§ EXERCISE BRIEF
Quote the listing below in its entirety.

Extracted data entries
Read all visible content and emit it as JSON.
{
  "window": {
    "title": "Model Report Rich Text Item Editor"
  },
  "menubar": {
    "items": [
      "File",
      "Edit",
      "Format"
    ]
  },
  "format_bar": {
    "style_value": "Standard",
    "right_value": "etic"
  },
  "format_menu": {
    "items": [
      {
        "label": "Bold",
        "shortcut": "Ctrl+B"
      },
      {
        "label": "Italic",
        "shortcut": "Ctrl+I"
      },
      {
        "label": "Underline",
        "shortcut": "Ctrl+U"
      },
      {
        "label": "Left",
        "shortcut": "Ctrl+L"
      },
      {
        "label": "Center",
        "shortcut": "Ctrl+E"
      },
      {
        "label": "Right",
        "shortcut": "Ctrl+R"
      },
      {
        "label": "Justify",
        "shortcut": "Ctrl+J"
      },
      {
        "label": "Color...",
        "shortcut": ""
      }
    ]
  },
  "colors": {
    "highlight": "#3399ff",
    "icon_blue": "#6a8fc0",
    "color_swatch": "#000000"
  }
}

§ SOLUTION TO THE PROBLEM
Read all visible content and emit it as JSON.
{
  "window": {
    "title": "Model Report Rich Text Item Editor"
  },
  "menubar": {
    "items": [
      "File",
      "Edit",
      "Format"
    ]
  },
  "format_bar": {
    "style_value": "Standard",
    "right_value": "etic"
  },
  "format_menu": {
    "items": [
      {
        "label": "Bold",
        "shortcut": "Ctrl+B"
      },
      {
        "label": "Italic",
        "shortcut": "Ctrl+I"
      },
      {
        "label": "Underline",
        "shortcut": "Ctrl+U"
      },
      {
        "label": "Left",
        "shortcut": "Ctrl+L"
      },
      {
        "label": "Center",
        "shortcut": "Ctrl+E"
      },
      {
        "label": "Right",
        "shortcut": "Ctrl+R"
      },
      {
        "label": "Justify",
        "shortcut": "Ctrl+J"
      },
      {
        "label": "Color...",
        "shortcut": ""
      }
    ]
  },
  "colors": {
    "highlight": "#3399ff",
    "icon_blue": "#6a8fc0",
    "color_swatch": "#000000"
  }
}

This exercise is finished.